WORK INSTRUCTIONS ->
Only the pictures are omitted; repeat all other data exactly.

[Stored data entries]
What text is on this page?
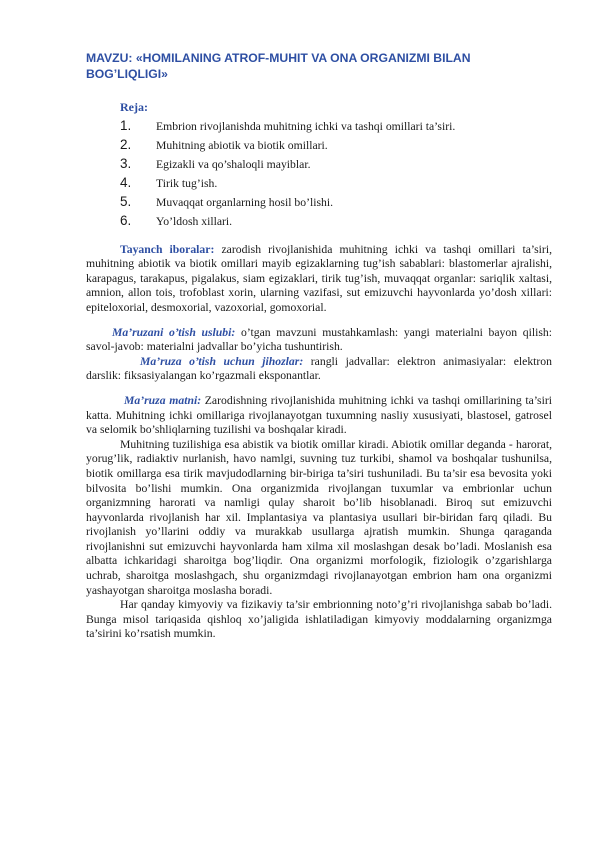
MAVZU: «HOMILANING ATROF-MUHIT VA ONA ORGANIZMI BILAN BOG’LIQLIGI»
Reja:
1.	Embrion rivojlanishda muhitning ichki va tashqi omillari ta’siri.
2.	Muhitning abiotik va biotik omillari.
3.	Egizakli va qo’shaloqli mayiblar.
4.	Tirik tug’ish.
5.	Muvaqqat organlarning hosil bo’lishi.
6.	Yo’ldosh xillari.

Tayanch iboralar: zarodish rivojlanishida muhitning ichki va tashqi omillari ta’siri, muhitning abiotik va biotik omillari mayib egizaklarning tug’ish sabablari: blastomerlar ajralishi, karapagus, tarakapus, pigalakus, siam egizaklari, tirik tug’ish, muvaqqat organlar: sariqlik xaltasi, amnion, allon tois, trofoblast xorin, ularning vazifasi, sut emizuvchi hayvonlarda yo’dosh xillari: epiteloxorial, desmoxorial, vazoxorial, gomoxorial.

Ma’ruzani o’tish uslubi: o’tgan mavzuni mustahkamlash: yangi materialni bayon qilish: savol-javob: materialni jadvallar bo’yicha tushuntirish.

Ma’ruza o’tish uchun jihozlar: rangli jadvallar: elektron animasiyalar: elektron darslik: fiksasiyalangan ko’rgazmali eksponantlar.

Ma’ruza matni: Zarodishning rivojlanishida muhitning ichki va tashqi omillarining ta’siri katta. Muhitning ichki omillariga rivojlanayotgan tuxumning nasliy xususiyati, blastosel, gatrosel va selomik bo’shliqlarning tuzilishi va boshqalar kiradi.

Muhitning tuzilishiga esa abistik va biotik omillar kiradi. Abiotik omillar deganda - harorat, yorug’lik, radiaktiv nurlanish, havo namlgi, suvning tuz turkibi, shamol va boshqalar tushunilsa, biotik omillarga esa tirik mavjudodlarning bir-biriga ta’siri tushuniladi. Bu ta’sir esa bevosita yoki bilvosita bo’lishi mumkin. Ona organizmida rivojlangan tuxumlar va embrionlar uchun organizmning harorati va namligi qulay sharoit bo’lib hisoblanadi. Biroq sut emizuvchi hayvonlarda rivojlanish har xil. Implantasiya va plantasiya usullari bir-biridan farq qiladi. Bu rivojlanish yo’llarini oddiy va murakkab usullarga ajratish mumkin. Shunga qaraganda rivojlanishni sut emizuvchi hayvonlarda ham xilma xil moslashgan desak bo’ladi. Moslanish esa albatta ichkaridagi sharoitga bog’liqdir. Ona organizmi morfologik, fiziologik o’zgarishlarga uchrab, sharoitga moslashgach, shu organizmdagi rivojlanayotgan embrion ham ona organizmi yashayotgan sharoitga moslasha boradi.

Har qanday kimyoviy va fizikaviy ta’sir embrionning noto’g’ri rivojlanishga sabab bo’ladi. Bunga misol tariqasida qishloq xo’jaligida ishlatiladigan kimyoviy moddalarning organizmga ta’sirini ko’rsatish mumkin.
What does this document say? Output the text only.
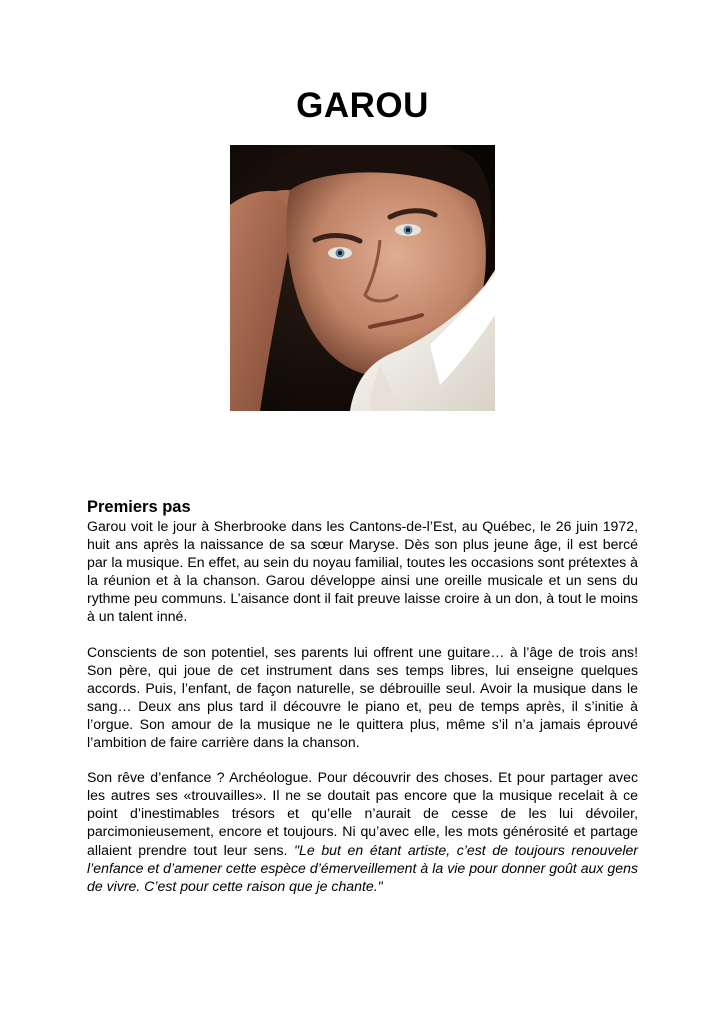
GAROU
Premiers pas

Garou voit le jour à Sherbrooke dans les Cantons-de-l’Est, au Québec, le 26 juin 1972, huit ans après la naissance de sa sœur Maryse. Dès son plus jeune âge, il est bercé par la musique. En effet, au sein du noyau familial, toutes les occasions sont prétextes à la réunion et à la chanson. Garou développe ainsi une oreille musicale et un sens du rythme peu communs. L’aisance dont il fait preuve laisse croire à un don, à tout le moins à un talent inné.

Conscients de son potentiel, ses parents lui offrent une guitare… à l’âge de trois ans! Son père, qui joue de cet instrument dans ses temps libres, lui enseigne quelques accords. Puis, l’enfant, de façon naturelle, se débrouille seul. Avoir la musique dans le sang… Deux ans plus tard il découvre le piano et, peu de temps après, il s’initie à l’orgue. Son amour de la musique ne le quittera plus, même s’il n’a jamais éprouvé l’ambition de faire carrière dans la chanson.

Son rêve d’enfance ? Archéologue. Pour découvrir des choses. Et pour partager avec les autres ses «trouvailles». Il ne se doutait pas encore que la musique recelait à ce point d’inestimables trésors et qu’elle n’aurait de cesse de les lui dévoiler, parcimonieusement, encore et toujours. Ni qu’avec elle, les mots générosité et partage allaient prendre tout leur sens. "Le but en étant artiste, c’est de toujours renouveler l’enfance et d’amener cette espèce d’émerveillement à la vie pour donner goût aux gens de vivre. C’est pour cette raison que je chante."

SOLUTION TO THE EXERCISE ->
What text is on this page?
MAVZU: «HOMILANING ATROF-MUHIT VA ONA ORGANIZMI BILAN BOG’LIQLIGI»
Reja:
1.	Embrion rivojlanishda muhitning ichki va tashqi omillari ta’siri.
2.	Muhitning abiotik va biotik omillari.
3.	Egizakli va qo’shaloqli mayiblar.
4.	Tirik tug’ish.
5.	Muvaqqat organlarning hosil bo’lishi.
6.	Yo’ldosh xillari.

Tayanch iboralar: zarodish rivojlanishida muhitning ichki va tashqi omillari ta’siri, muhitning abiotik va biotik omillari mayib egizaklarning tug’ish sabablari: blastomerlar ajralishi, karapagus, tarakapus, pigalakus, siam egizaklari, tirik tug’ish, muvaqqat organlar: sariqlik xaltasi, amnion, allon tois, trofoblast xorin, ularning vazifasi, sut emizuvchi hayvonlarda yo’dosh xillari: epiteloxorial, desmoxorial, vazoxorial, gomoxorial.

Ma’ruzani o’tish uslubi: o’tgan mavzuni mustahkamlash: yangi materialni bayon qilish: savol-javob: materialni jadvallar bo’yicha tushuntirish.

Ma’ruza o’tish uchun jihozlar: rangli jadvallar: elektron animasiyalar: elektron darslik: fiksasiyalangan ko’rgazmali eksponantlar.

Ma’ruza matni: Zarodishning rivojlanishida muhitning ichki va tashqi omillarining ta’siri katta. Muhitning ichki omillariga rivojlanayotgan tuxumning nasliy xususiyati, blastosel, gatrosel va selomik bo’shliqlarning tuzilishi va boshqalar kiradi.

Muhitning tuzilishiga esa abistik va biotik omillar kiradi. Abiotik omillar deganda - harorat, yorug’lik, radiaktiv nurlanish, havo namlgi, suvning tuz turkibi, shamol va boshqalar tushunilsa, biotik omillarga esa tirik mavjudodlarning bir-biriga ta’siri tushuniladi. Bu ta’sir esa bevosita yoki bilvosita bo’lishi mumkin. Ona organizmida rivojlangan tuxumlar va embrionlar uchun organizmning harorati va namligi qulay sharoit bo’lib hisoblanadi. Biroq sut emizuvchi hayvonlarda rivojlanish har xil. Implantasiya va plantasiya usullari bir-biridan farq qiladi. Bu rivojlanish yo’llarini oddiy va murakkab usullarga ajratish mumkin. Shunga qaraganda rivojlanishni sut emizuvchi hayvonlarda ham xilma xil moslashgan desak bo’ladi. Moslanish esa albatta ichkaridagi sharoitga bog’liqdir. Ona organizmi morfologik, fiziologik o’zgarishlarga uchrab, sharoitga moslashgach, shu organizmdagi rivojlanayotgan embrion ham ona organizmi yashayotgan sharoitga moslasha boradi.

Har qanday kimyoviy va fizikaviy ta’sir embrionning noto’g’ri rivojlanishga sabab bo’ladi. Bunga misol tariqasida qishloq xo’jaligida ishlatiladigan kimyoviy moddalarning organizmga ta’sirini ko’rsatish mumkin.
What does this document say? Output the text only.
GAROU
Premiers pas

Garou voit le jour à Sherbrooke dans les Cantons-de-l’Est, au Québec, le 26 juin 1972, huit ans après la naissance de sa sœur Maryse. Dès son plus jeune âge, il est bercé par la musique. En effet, au sein du noyau familial, toutes les occasions sont prétextes à la réunion et à la chanson. Garou développe ainsi une oreille musicale et un sens du rythme peu communs. L’aisance dont il fait preuve laisse croire à un don, à tout le moins à un talent inné.

Conscients de son potentiel, ses parents lui offrent une guitare… à l’âge de trois ans! Son père, qui joue de cet instrument dans ses temps libres, lui enseigne quelques accords. Puis, l’enfant, de façon naturelle, se débrouille seul. Avoir la musique dans le sang… Deux ans plus tard il découvre le piano et, peu de temps après, il s’initie à l’orgue. Son amour de la musique ne le quittera plus, même s’il n’a jamais éprouvé l’ambition de faire carrière dans la chanson.

Son rêve d’enfance ? Archéologue. Pour découvrir des choses. Et pour partager avec les autres ses «trouvailles». Il ne se doutait pas encore que la musique recelait à ce point d’inestimables trésors et qu’elle n’aurait de cesse de les lui dévoiler, parcimonieusement, encore et toujours. Ni qu’avec elle, les mots générosité et partage allaient prendre tout leur sens. "Le but en étant artiste, c’est de toujours renouveler l’enfance et d’amener cette espèce d’émerveillement à la vie pour donner goût aux gens de vivre. C’est pour cette raison que je chante."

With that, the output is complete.